Problem description:
Write out the material exactly. Do not include the pictures.

Task material:

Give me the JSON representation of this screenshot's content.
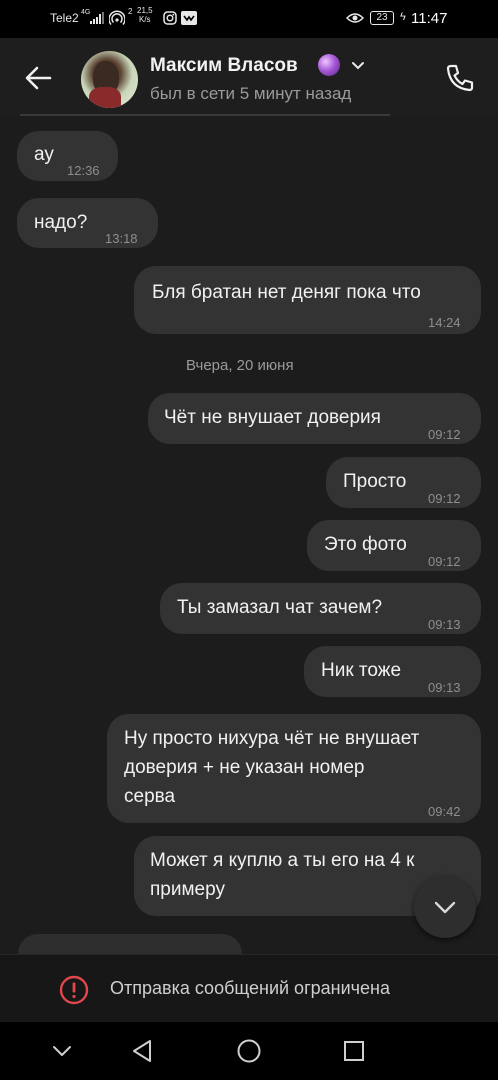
{
  "status_bar": {
    "carrier": "Tele2",
    "network": "4G",
    "sim_badge": "2",
    "speed_value": "21,5",
    "speed_unit": "K/s",
    "battery": "23",
    "time": "11:47"
  },
  "header": {
    "contact_name": "Максим Власов",
    "status": "был в сети 5 минут назад",
    "icons": [
      "back-arrow-icon",
      "crystal-ball-emoji",
      "chevron-down-icon",
      "phone-icon"
    ]
  },
  "messages": [
    {
      "text": "ау",
      "time": "12:36",
      "direction": "incoming"
    },
    {
      "text": "надо?",
      "time": "13:18",
      "direction": "incoming"
    },
    {
      "text": "Бля братан нет деняг пока что",
      "time": "14:24",
      "direction": "outgoing"
    },
    {
      "text": "Чёт не внушает доверия",
      "time": "09:12",
      "direction": "outgoing"
    },
    {
      "text": "Просто",
      "time": "09:12",
      "direction": "outgoing"
    },
    {
      "text": "Это фото",
      "time": "09:12",
      "direction": "outgoing"
    },
    {
      "text": "Ты замазал чат зачем?",
      "time": "09:13",
      "direction": "outgoing"
    },
    {
      "text": "Ник тоже",
      "time": "09:13",
      "direction": "outgoing"
    },
    {
      "lines": [
        "Ну просто нихура чёт не внушает",
        "доверия + не указан номер",
        "серва"
      ],
      "time": "09:42",
      "direction": "outgoing"
    },
    {
      "lines": [
        "Может я куплю а ты его на 4 к",
        "примеру"
      ],
      "direction": "outgoing"
    }
  ],
  "date_separator": "Вчера, 20 июня",
  "restriction": {
    "text": "Отправка сообщений ограничена",
    "color": "#e0474c"
  },
  "navigation": [
    "chevron-down-icon",
    "back-triangle-icon",
    "home-circle-icon",
    "recents-square-icon"
  ]
}
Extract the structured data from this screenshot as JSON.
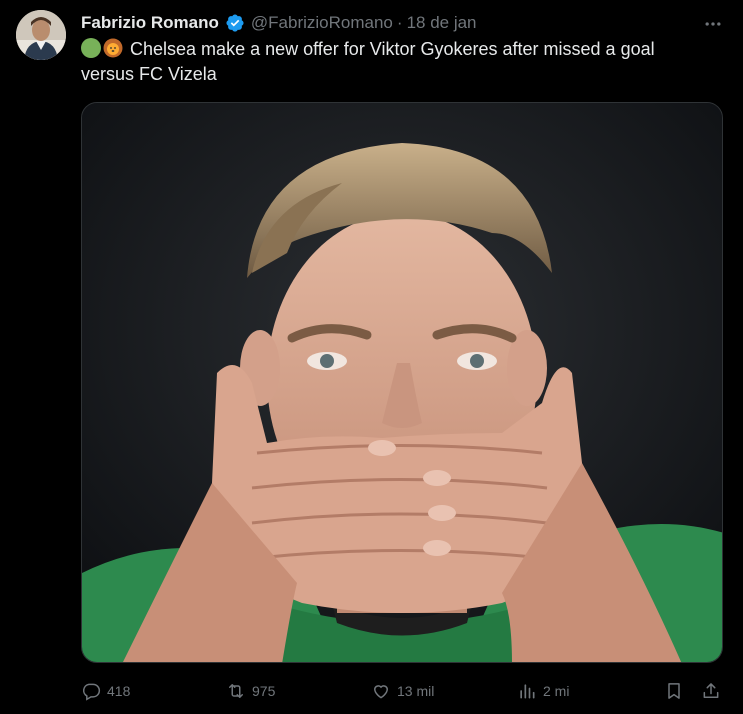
{
  "author": {
    "name": "Fabrizio Romano",
    "handle": "@FabrizioRomano",
    "separator": "·",
    "date": "18 de jan",
    "verified": true,
    "avatar_icon": "avatar-photo"
  },
  "tweet": {
    "emoji": [
      "green-circle",
      "lion-face"
    ],
    "text": "Chelsea make a new offer for Viktor Gyokeres after missed a goal versus FC Vizela",
    "media_description_icon": "player-photo"
  },
  "actions": {
    "replies": "418",
    "retweets": "975",
    "likes": "13 mil",
    "views": "2 mi"
  },
  "colors": {
    "background": "#000000",
    "text_primary": "#e7e9ea",
    "text_secondary": "#71767b",
    "verified_blue": "#1d9bf0",
    "green_emoji": "#78b159",
    "lion_emoji": "#ffac33"
  }
}
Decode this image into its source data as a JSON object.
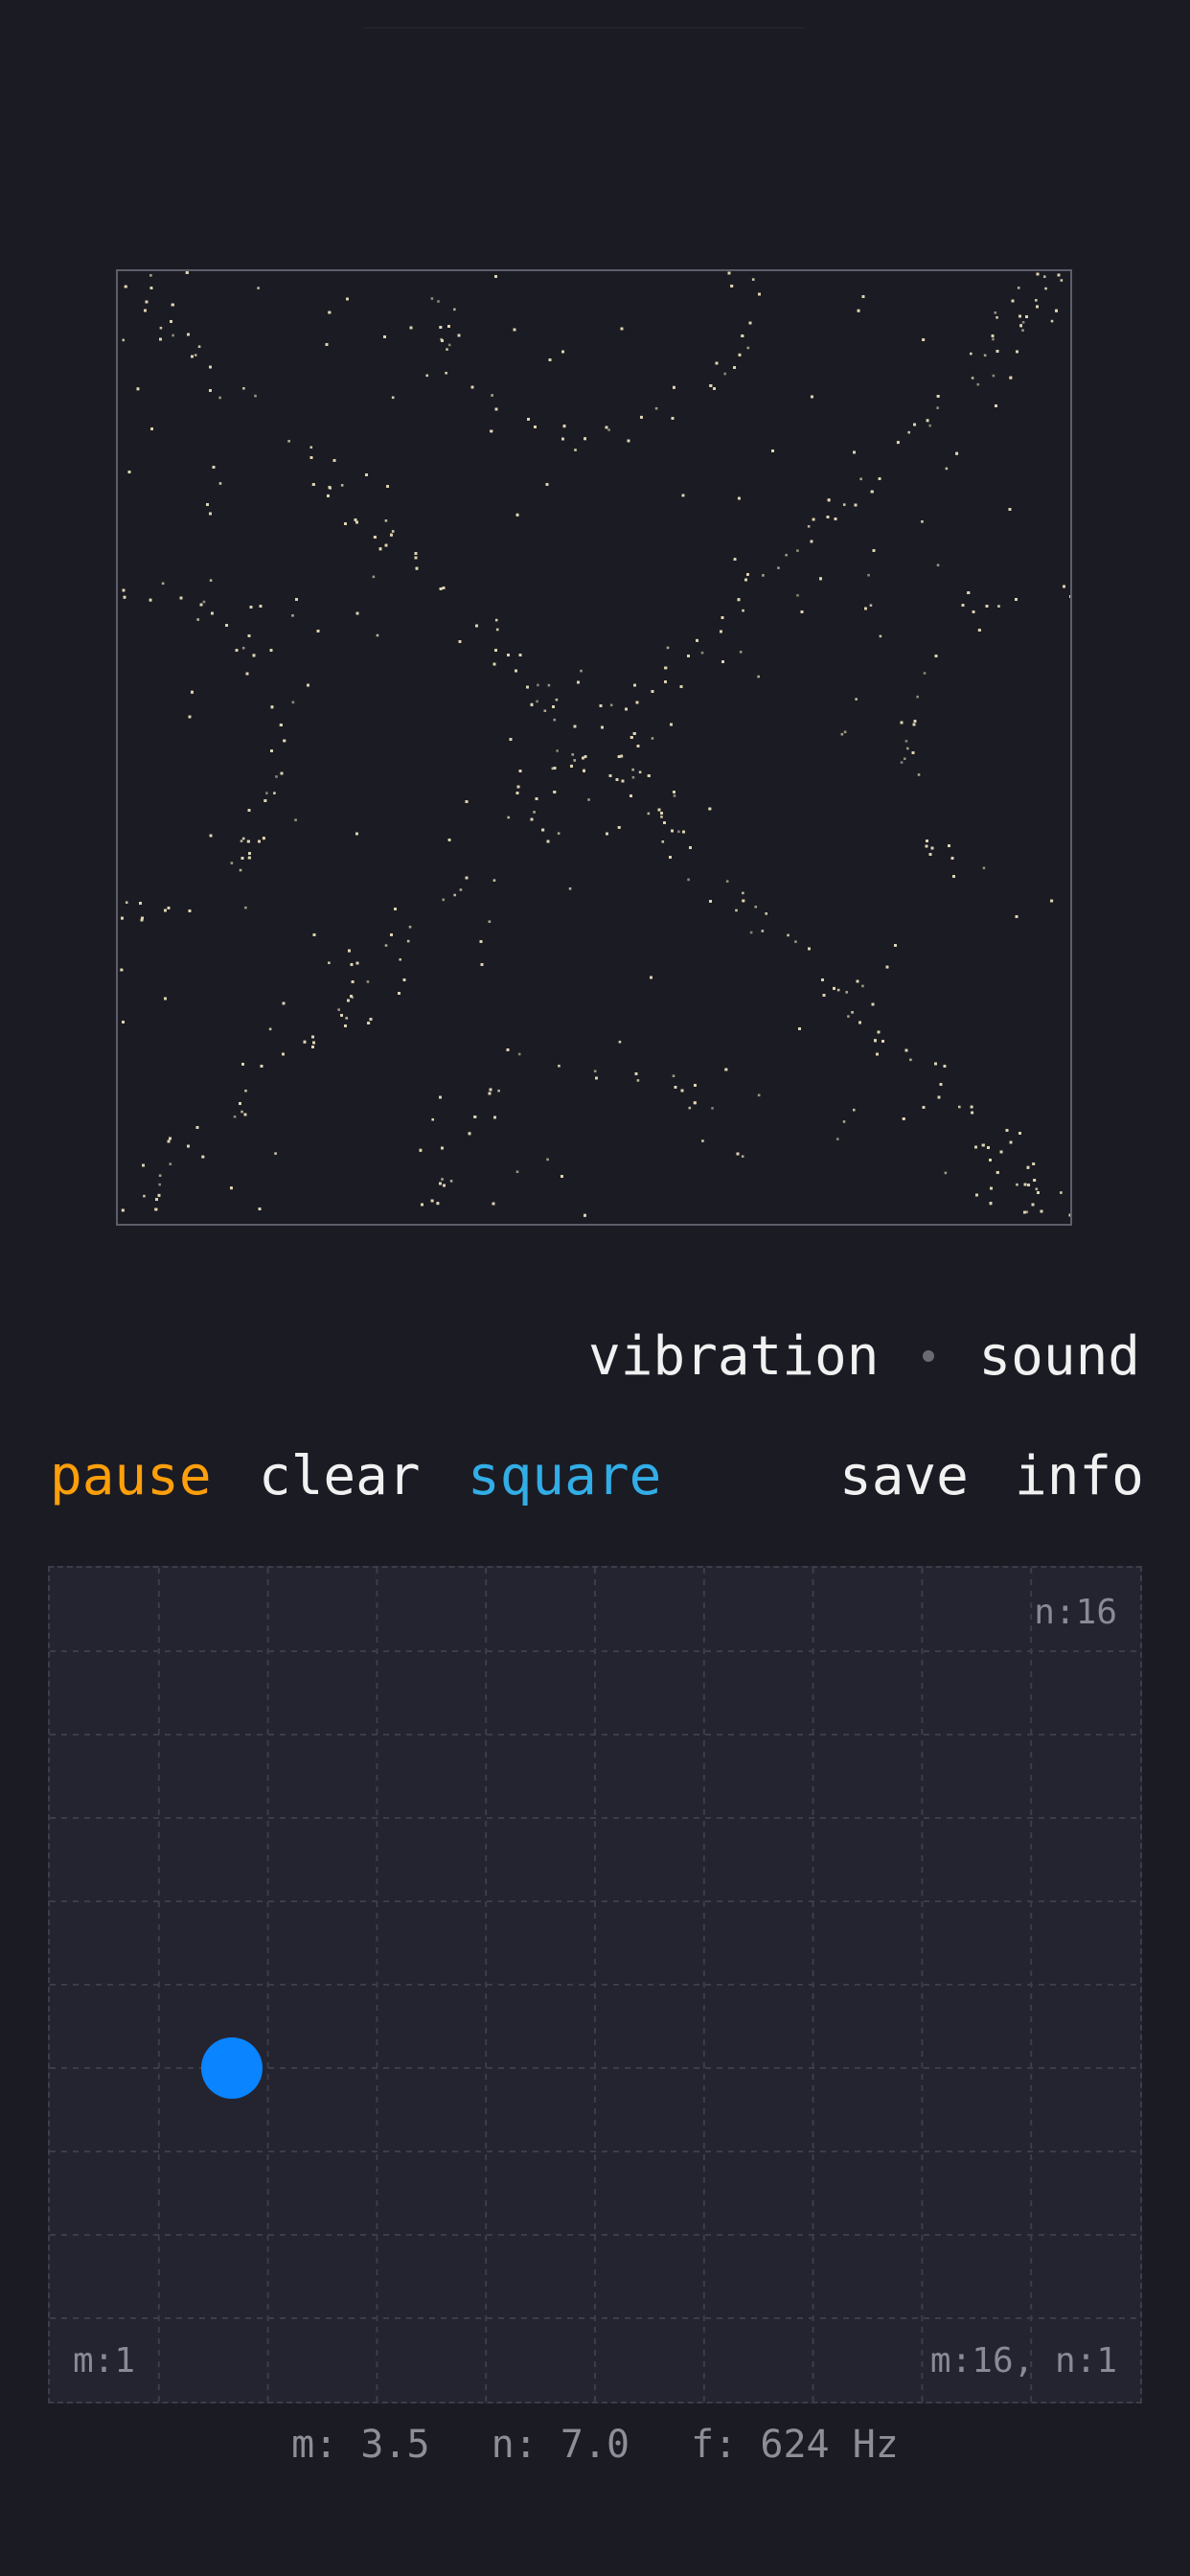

Solution for this problem:
Give me the JSON representation of this screenshot's content.
{
  "status_bar": {
    "carrier": "Tele2",
    "network": "4G",
    "sim_badge": "2",
    "speed_value": "21,5",
    "speed_unit": "K/s",
    "battery": "23",
    "time": "11:47"
  },
  "header": {
    "contact_name": "Максим Власов",
    "status": "был в сети 5 минут назад",
    "icons": [
      "back-arrow-icon",
      "crystal-ball-emoji",
      "chevron-down-icon",
      "phone-icon"
    ]
  },
  "messages": [
    {
      "text": "ау",
      "time": "12:36",
      "direction": "incoming"
    },
    {
      "text": "надо?",
      "time": "13:18",
      "direction": "incoming"
    },
    {
      "text": "Бля братан нет деняг пока что",
      "time": "14:24",
      "direction": "outgoing"
    },
    {
      "text": "Чёт не внушает доверия",
      "time": "09:12",
      "direction": "outgoing"
    },
    {
      "text": "Просто",
      "time": "09:12",
      "direction": "outgoing"
    },
    {
      "text": "Это фото",
      "time": "09:12",
      "direction": "outgoing"
    },
    {
      "text": "Ты замазал чат зачем?",
      "time": "09:13",
      "direction": "outgoing"
    },
    {
      "text": "Ник тоже",
      "time": "09:13",
      "direction": "outgoing"
    },
    {
      "lines": [
        "Ну просто нихура чёт не внушает",
        "доверия + не указан номер",
        "серва"
      ],
      "time": "09:42",
      "direction": "outgoing"
    },
    {
      "lines": [
        "Может я куплю а ты его на 4 к",
        "примеру"
      ],
      "direction": "outgoing"
    }
  ],
  "date_separator": "Вчера, 20 июня",
  "restriction": {
    "text": "Отправка сообщений ограничена",
    "color": "#e0474c"
  },
  "navigation": [
    "chevron-down-icon",
    "back-triangle-icon",
    "home-circle-icon",
    "recents-square-icon"
  ]
}
Extract the structured data from this screenshot as JSON.
{
  "author": {
    "name": "Fabrizio Romano",
    "handle": "@FabrizioRomano",
    "separator": "·",
    "date": "18 de jan",
    "verified": true,
    "avatar_icon": "avatar-photo"
  },
  "tweet": {
    "emoji": [
      "green-circle",
      "lion-face"
    ],
    "text": "Chelsea make a new offer for Viktor Gyokeres after missed a goal versus FC Vizela",
    "media_description_icon": "player-photo"
  },
  "actions": {
    "replies": "418",
    "retweets": "975",
    "likes": "13 mil",
    "views": "2 mi"
  },
  "colors": {
    "background": "#000000",
    "text_primary": "#e7e9ea",
    "text_secondary": "#71767b",
    "verified_blue": "#1d9bf0",
    "green_emoji": "#78b159",
    "lion_emoji": "#ffac33"
  }
}
Decode this image into its source data as a JSON object.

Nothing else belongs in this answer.